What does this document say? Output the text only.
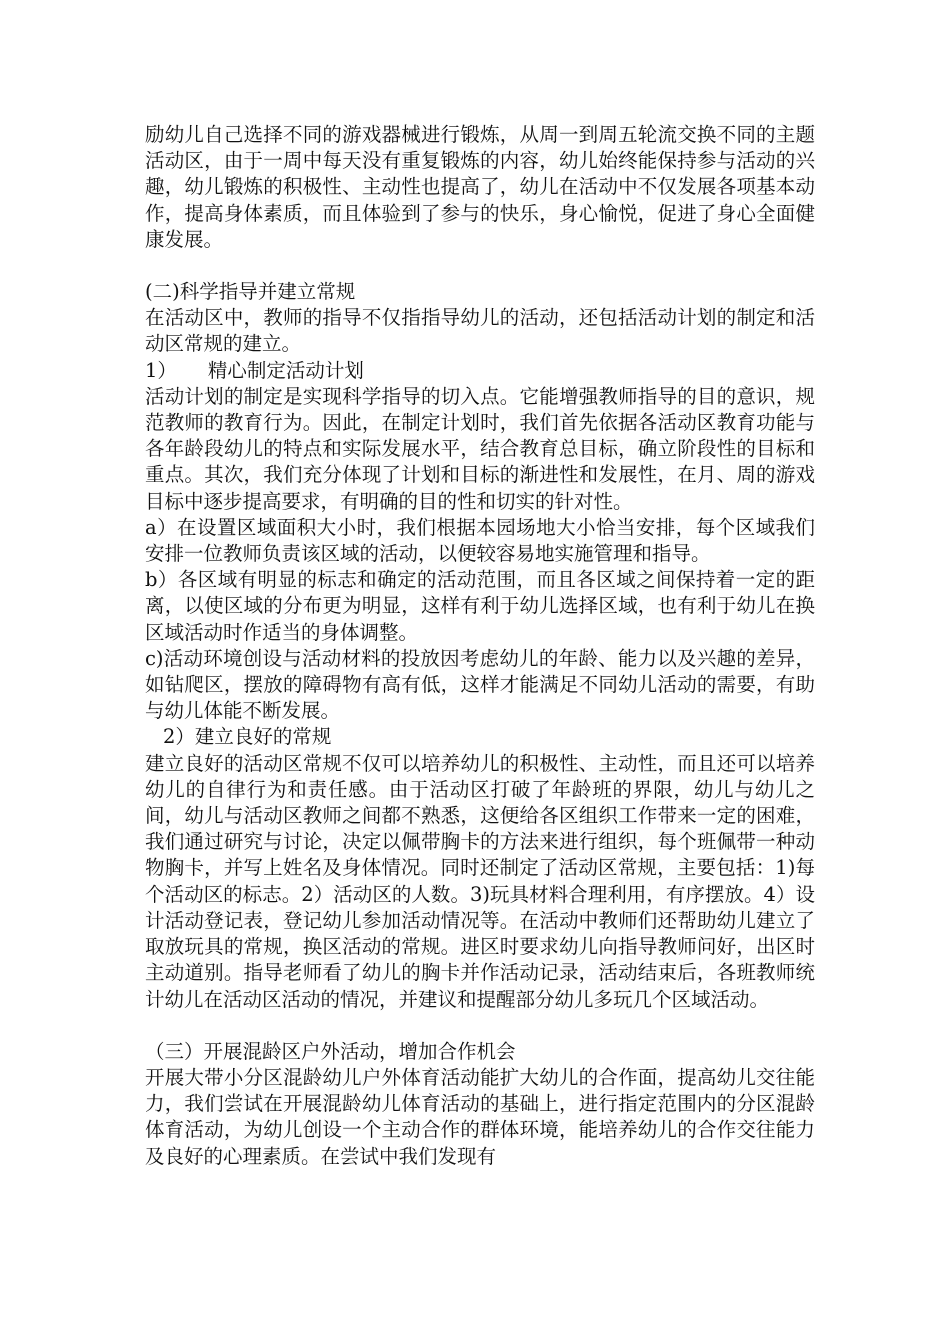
励幼儿自己选择不同的游戏器械进行锻炼，从周一到周五轮流交换不同的主题活动区，由于一周中每天没有重复锻炼的内容，幼儿始终能保持参与活动的兴趣，幼儿锻炼的积极性、主动性也提高了，幼儿在活动中不仅发展各项基本动作，提高身体素质，而且体验到了参与的快乐，身心愉悦，促进了身心全面健康发展。

(二)科学指导并建立常规

在活动区中，教师的指导不仅指指导幼儿的活动，还包括活动计划的制定和活动区常规的建立。

1）     精心制定活动计划

活动计划的制定是实现科学指导的切入点。它能增强教师指导的目的意识，规范教师的教育行为。因此，在制定计划时，我们首先依据各活动区教育功能与各年龄段幼儿的特点和实际发展水平，结合教育总目标，确立阶段性的目标和重点。其次，我们充分体现了计划和目标的渐进性和发展性，在月、周的游戏目标中逐步提高要求，有明确的目的性和切实的针对性。

a）在设置区域面积大小时，我们根据本园场地大小恰当安排，每个区域我们安排一位教师负责该区域的活动，以便较容易地实施管理和指导。

b）各区域有明显的标志和确定的活动范围，而且各区域之间保持着一定的距离，以使区域的分布更为明显，这样有利于幼儿选择区域，也有利于幼儿在换区域活动时作适当的身体调整。

c)活动环境创设与活动材料的投放因考虑幼儿的年龄、能力以及兴趣的差异，如钻爬区，摆放的障碍物有高有低，这样才能满足不同幼儿活动的需要，有助与幼儿体能不断发展。

2）建立良好的常规

建立良好的活动区常规不仅可以培养幼儿的积极性、主动性，而且还可以培养幼儿的自律行为和责任感。由于活动区打破了年龄班的界限，幼儿与幼儿之间，幼儿与活动区教师之间都不熟悉，这便给各区组织工作带来一定的困难，我们通过研究与讨论，决定以佩带胸卡的方法来进行组织，每个班佩带一种动物胸卡，并写上姓名及身体情况。同时还制定了活动区常规，主要包括：1)每个活动区的标志。2）活动区的人数。3)玩具材料合理利用，有序摆放。4）设计活动登记表，登记幼儿参加活动情况等。在活动中教师们还帮助幼儿建立了取放玩具的常规，换区活动的常规。进区时要求幼儿向指导教师问好，出区时主动道别。指导老师看了幼儿的胸卡并作活动记录，活动结束后，各班教师统计幼儿在活动区活动的情况，并建议和提醒部分幼儿多玩几个区域活动。

（三）开展混龄区户外活动，增加合作机会

开展大带小分区混龄幼儿户外体育活动能扩大幼儿的合作面，提高幼儿交往能力，我们尝试在开展混龄幼儿体育活动的基础上，进行指定范围内的分区混龄体育活动，为幼儿创设一个主动合作的群体环境，能培养幼儿的合作交往能力及良好的心理素质。在尝试中我们发现有
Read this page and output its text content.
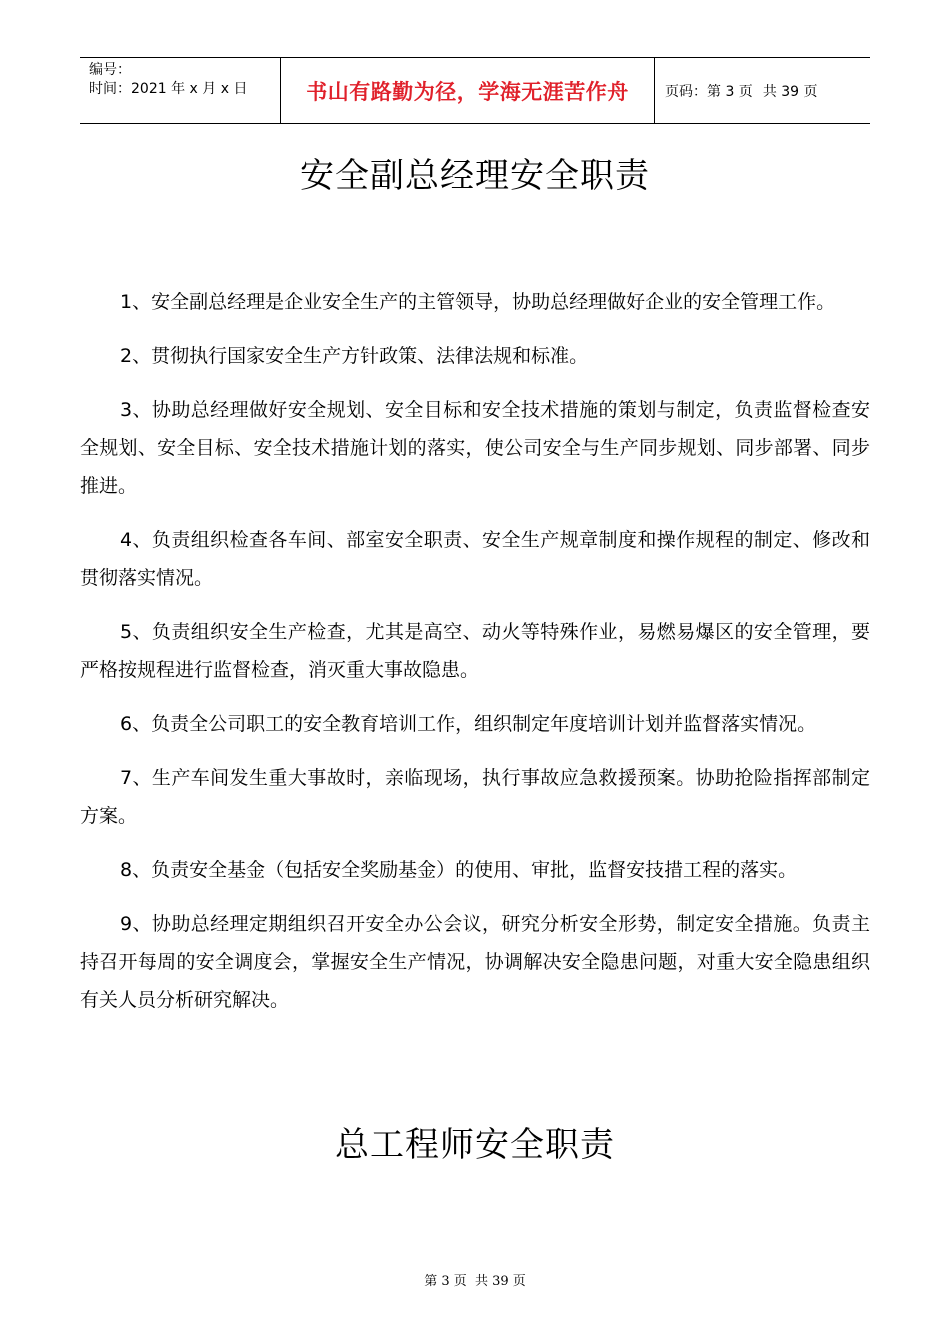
编号：
时间：2021 年 x 月 x 日	书山有路勤为径，学海无涯苦作舟	页码：第 3 页 共 39 页
安全副总经理安全职责

1、安全副总经理是企业安全生产的主管领导，协助总经理做好企业的安全管理工作。

2、贯彻执行国家安全生产方针政策、法律法规和标准。

3、协助总经理做好安全规划、安全目标和安全技术措施的策划与制定，负责监督检查安全规划、安全目标、安全技术措施计划的落实，使公司安全与生产同步规划、同步部署、同步推进。

4、负责组织检查各车间、部室安全职责、安全生产规章制度和操作规程的制定、修改和贯彻落实情况。

5、负责组织安全生产检查，尤其是高空、动火等特殊作业，易燃易爆区的安全管理，要严格按规程进行监督检查，消灭重大事故隐患。

6、负责全公司职工的安全教育培训工作，组织制定年度培训计划并监督落实情况。

7、生产车间发生重大事故时，亲临现场，执行事故应急救援预案。协助抢险指挥部制定方案。

8、负责安全基金（包括安全奖励基金）的使用、审批，监督安技措工程的落实。

9、协助总经理定期组织召开安全办公会议，研究分析安全形势，制定安全措施。负责主持召开每周的安全调度会，掌握安全生产情况，协调解决安全隐患问题，对重大安全隐患组织有关人员分析研究解决。

总工程师安全职责
第 3 页 共 39 页
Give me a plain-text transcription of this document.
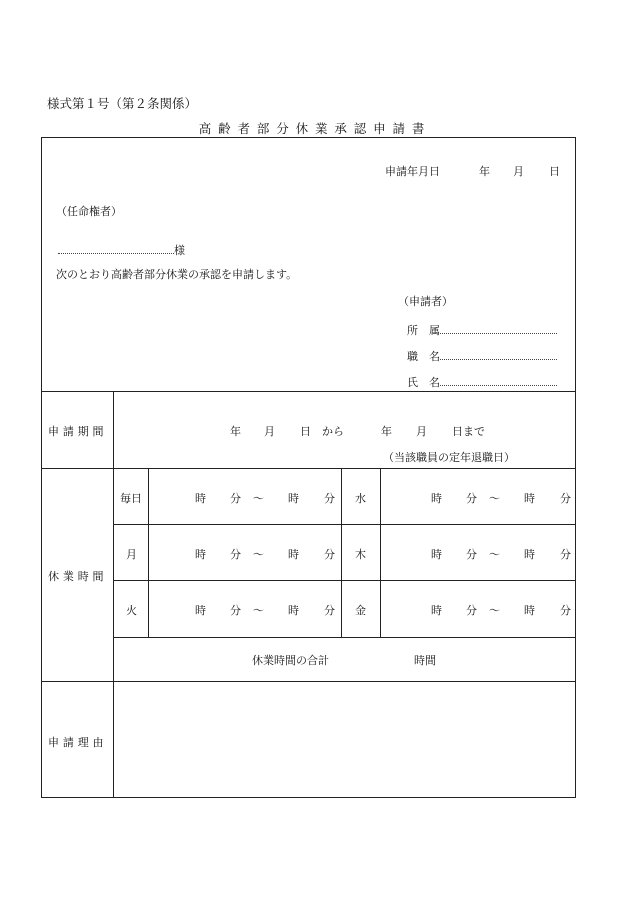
様式第１号（第２条関係）
高齢者部分休業承認申請書
申請年月日	年 月 日
（任命権者）
様
次のとおり高齢者部分休業の承認を申請します。
（申請者）
所　属
職　名
氏　名
申請期間	年 月 日 から	年 月 日まで
（当該職員の定年退職日）
休業時間
毎日	時 分 ～ 時 分 水	時 分 ～ 時 分
月	時 分 ～ 時 分 木	時 分 ～ 時 分
火	時 分 ～ 時 分 金	時 分 ～ 時 分
休業時間の合計	時間
申請理由
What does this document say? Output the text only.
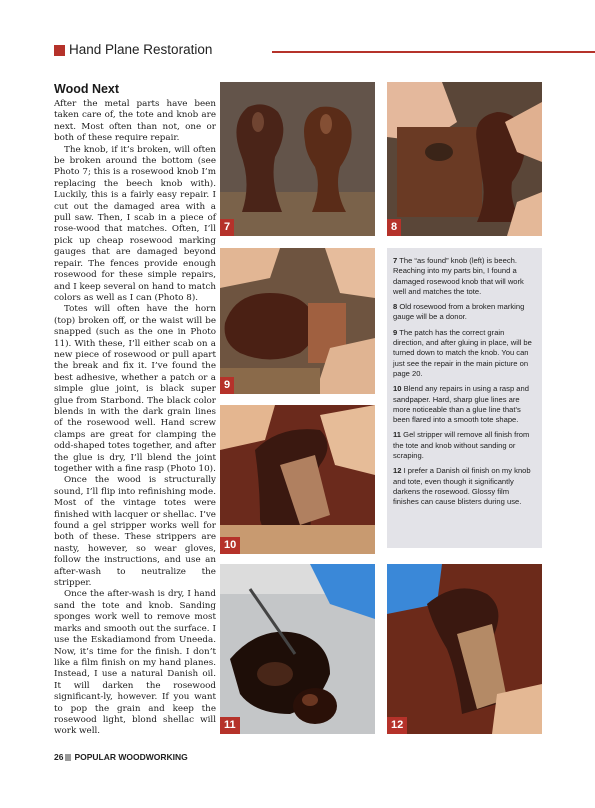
Hand Plane Restoration
Wood Next

After the metal parts have been taken care of, the tote and knob are next. Most often than not, one or both of these require repair.

The knob, if it’s broken, will often be broken around the bottom (see Photo 7; this is a rosewood knob I’m replacing the beech knob with). Luckily, this is a fairly easy repair. I cut out the damaged area with a pull saw. Then, I scab in a piece of rose-wood that matches. Often, I’ll pick up cheap rosewood marking gauges that are damaged beyond repair. The fences provide enough rosewood for these simple repairs, and I keep several on hand to match colors as well as I can (Photo 8).

Totes will often have the horn (top) broken off, or the waist will be snapped (such as the one in Photo 11). With these, I’ll either scab on a new piece of rosewood or pull apart the break and fix it. I’ve found the best adhesive, whether a patch or a simple glue joint, is black super glue from Starbond. The black color blends in with the dark grain lines of the rosewood well. Hand screw clamps are great for clamping the odd-shaped totes together, and after the glue is dry, I’ll blend the joint together with a fine rasp (Photo 10).

Once the wood is structurally sound, I’ll flip into refinishing mode. Most of the vintage totes were finished with lacquer or shellac. I’ve found a gel stripper works well for both of these. These strippers are nasty, however, so wear gloves, follow the instructions, and use an after-wash to neutralize the stripper.

Once the after-wash is dry, I hand sand the tote and knob. Sanding sponges work well to remove most marks and smooth out the surface. I use the Eskadiamond from Uneeda. Now, it’s time for the finish. I don’t like a film finish on my hand planes. Instead, I use a natural Danish oil. It will darken the rosewood significant-ly, however. If you want to pop the grain and keep the rosewood light, blond shellac will work well.

7	8
9
10
11	12

7 The “as found” knob (left) is beech. Reaching into my parts bin, I found a damaged rosewood knob that will work well and matches the tote.

8 Old rosewood from a broken marking gauge will be a donor.

9 The patch has the correct grain direction, and after gluing in place, will be turned down to match the knob. You can just see the repair in the main picture on page 20.

10 Blend any repairs in using a rasp and sandpaper. Hard, sharp glue lines are more noticeable than a glue line that’s been flared into a smooth tote shape.

11 Gel stripper will remove all finish from the tote and knob without sanding or scraping.

12 I prefer a Danish oil finish on my knob and tote, even though it significantly darkens the rosewood. Glossy film finishes can cause blisters during use.

26 POPULAR WOODWORKING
:::::
- Exercise objective
Transcribe the preceding listing in its entirety and with exact wording, leaving out pictures.

- Solution to the problem
What does this document say? Output the text only.
励幼儿自己选择不同的游戏器械进行锻炼，从周一到周五轮流交换不同的主题活动区，由于一周中每天没有重复锻炼的内容，幼儿始终能保持参与活动的兴趣，幼儿锻炼的积极性、主动性也提高了，幼儿在活动中不仅发展各项基本动作，提高身体素质，而且体验到了参与的快乐，身心愉悦，促进了身心全面健康发展。

(二)科学指导并建立常规

在活动区中，教师的指导不仅指指导幼儿的活动，还包括活动计划的制定和活动区常规的建立。

1）     精心制定活动计划

活动计划的制定是实现科学指导的切入点。它能增强教师指导的目的意识，规范教师的教育行为。因此，在制定计划时，我们首先依据各活动区教育功能与各年龄段幼儿的特点和实际发展水平，结合教育总目标，确立阶段性的目标和重点。其次，我们充分体现了计划和目标的渐进性和发展性，在月、周的游戏目标中逐步提高要求，有明确的目的性和切实的针对性。

a）在设置区域面积大小时，我们根据本园场地大小恰当安排，每个区域我们安排一位教师负责该区域的活动，以便较容易地实施管理和指导。

b）各区域有明显的标志和确定的活动范围，而且各区域之间保持着一定的距离，以使区域的分布更为明显，这样有利于幼儿选择区域，也有利于幼儿在换区域活动时作适当的身体调整。

c)活动环境创设与活动材料的投放因考虑幼儿的年龄、能力以及兴趣的差异，如钻爬区，摆放的障碍物有高有低，这样才能满足不同幼儿活动的需要，有助与幼儿体能不断发展。

2）建立良好的常规

建立良好的活动区常规不仅可以培养幼儿的积极性、主动性，而且还可以培养幼儿的自律行为和责任感。由于活动区打破了年龄班的界限，幼儿与幼儿之间，幼儿与活动区教师之间都不熟悉，这便给各区组织工作带来一定的困难，我们通过研究与讨论，决定以佩带胸卡的方法来进行组织，每个班佩带一种动物胸卡，并写上姓名及身体情况。同时还制定了活动区常规，主要包括：1)每个活动区的标志。2）活动区的人数。3)玩具材料合理利用，有序摆放。4）设计活动登记表，登记幼儿参加活动情况等。在活动中教师们还帮助幼儿建立了取放玩具的常规，换区活动的常规。进区时要求幼儿向指导教师问好，出区时主动道别。指导老师看了幼儿的胸卡并作活动记录，活动结束后，各班教师统计幼儿在活动区活动的情况，并建议和提醒部分幼儿多玩几个区域活动。

（三）开展混龄区户外活动，增加合作机会

开展大带小分区混龄幼儿户外体育活动能扩大幼儿的合作面，提高幼儿交往能力，我们尝试在开展混龄幼儿体育活动的基础上，进行指定范围内的分区混龄体育活动，为幼儿创设一个主动合作的群体环境，能培养幼儿的合作交往能力及良好的心理素质。在尝试中我们发现有
Read this page and output its text content.
编号：
时间：2021 年 x 月 x 日	书山有路勤为径，学海无涯苦作舟	页码：第 3 页 共 39 页
安全副总经理安全职责

1、安全副总经理是企业安全生产的主管领导，协助总经理做好企业的安全管理工作。

2、贯彻执行国家安全生产方针政策、法律法规和标准。

3、协助总经理做好安全规划、安全目标和安全技术措施的策划与制定，负责监督检查安全规划、安全目标、安全技术措施计划的落实，使公司安全与生产同步规划、同步部署、同步推进。

4、负责组织检查各车间、部室安全职责、安全生产规章制度和操作规程的制定、修改和贯彻落实情况。

5、负责组织安全生产检查，尤其是高空、动火等特殊作业，易燃易爆区的安全管理，要严格按规程进行监督检查，消灭重大事故隐患。

6、负责全公司职工的安全教育培训工作，组织制定年度培训计划并监督落实情况。

7、生产车间发生重大事故时，亲临现场，执行事故应急救援预案。协助抢险指挥部制定方案。

8、负责安全基金（包括安全奖励基金）的使用、审批，监督安技措工程的落实。

9、协助总经理定期组织召开安全办公会议，研究分析安全形势，制定安全措施。负责主持召开每周的安全调度会，掌握安全生产情况，协调解决安全隐患问题，对重大安全隐患组织有关人员分析研究解决。

总工程师安全职责
第 3 页 共 39 页
Give me a plain-text transcription of this document.
様式第１号（第２条関係）
高齢者部分休業承認申請書
申請年月日	年 月 日
（任命権者）
様
次のとおり高齢者部分休業の承認を申請します。
（申請者）
所　属
職　名
氏　名
申請期間	年 月 日 から	年 月 日まで
（当該職員の定年退職日）
休業時間
毎日	時 分 ～ 時 分 水	時 分 ～ 時 分
月	時 分 ～ 時 分 木	時 分 ～ 時 分
火	時 分 ～ 時 分 金	時 分 ～ 時 分
休業時間の合計	時間
申請理由
What does this document say? Output the text only.
Hand Plane Restoration
Wood Next

After the metal parts have been taken care of, the tote and knob are next. Most often than not, one or both of these require repair.

The knob, if it’s broken, will often be broken around the bottom (see Photo 7; this is a rosewood knob I’m replacing the beech knob with). Luckily, this is a fairly easy repair. I cut out the damaged area with a pull saw. Then, I scab in a piece of rose-wood that matches. Often, I’ll pick up cheap rosewood marking gauges that are damaged beyond repair. The fences provide enough rosewood for these simple repairs, and I keep several on hand to match colors as well as I can (Photo 8).

Totes will often have the horn (top) broken off, or the waist will be snapped (such as the one in Photo 11). With these, I’ll either scab on a new piece of rosewood or pull apart the break and fix it. I’ve found the best adhesive, whether a patch or a simple glue joint, is black super glue from Starbond. The black color blends in with the dark grain lines of the rosewood well. Hand screw clamps are great for clamping the odd-shaped totes together, and after the glue is dry, I’ll blend the joint together with a fine rasp (Photo 10).

Once the wood is structurally sound, I’ll flip into refinishing mode. Most of the vintage totes were finished with lacquer or shellac. I’ve found a gel stripper works well for both of these. These strippers are nasty, however, so wear gloves, follow the instructions, and use an after-wash to neutralize the stripper.

Once the after-wash is dry, I hand sand the tote and knob. Sanding sponges work well to remove most marks and smooth out the surface. I use the Eskadiamond from Uneeda. Now, it’s time for the finish. I don’t like a film finish on my hand planes. Instead, I use a natural Danish oil. It will darken the rosewood significant-ly, however. If you want to pop the grain and keep the rosewood light, blond shellac will work well.

7	8
9
10
11	12

7 The “as found” knob (left) is beech. Reaching into my parts bin, I found a damaged rosewood knob that will work well and matches the tote.

8 Old rosewood from a broken marking gauge will be a donor.

9 The patch has the correct grain direction, and after gluing in place, will be turned down to match the knob. You can just see the repair in the main picture on page 20.

10 Blend any repairs in using a rasp and sandpaper. Hard, sharp glue lines are more noticeable than a glue line that’s been flared into a smooth tote shape.

11 Gel stripper will remove all finish from the tote and knob without sanding or scraping.

12 I prefer a Danish oil finish on my knob and tote, even though it significantly darkens the rosewood. Glossy film finishes can cause blisters during use.

26 POPULAR WOODWORKING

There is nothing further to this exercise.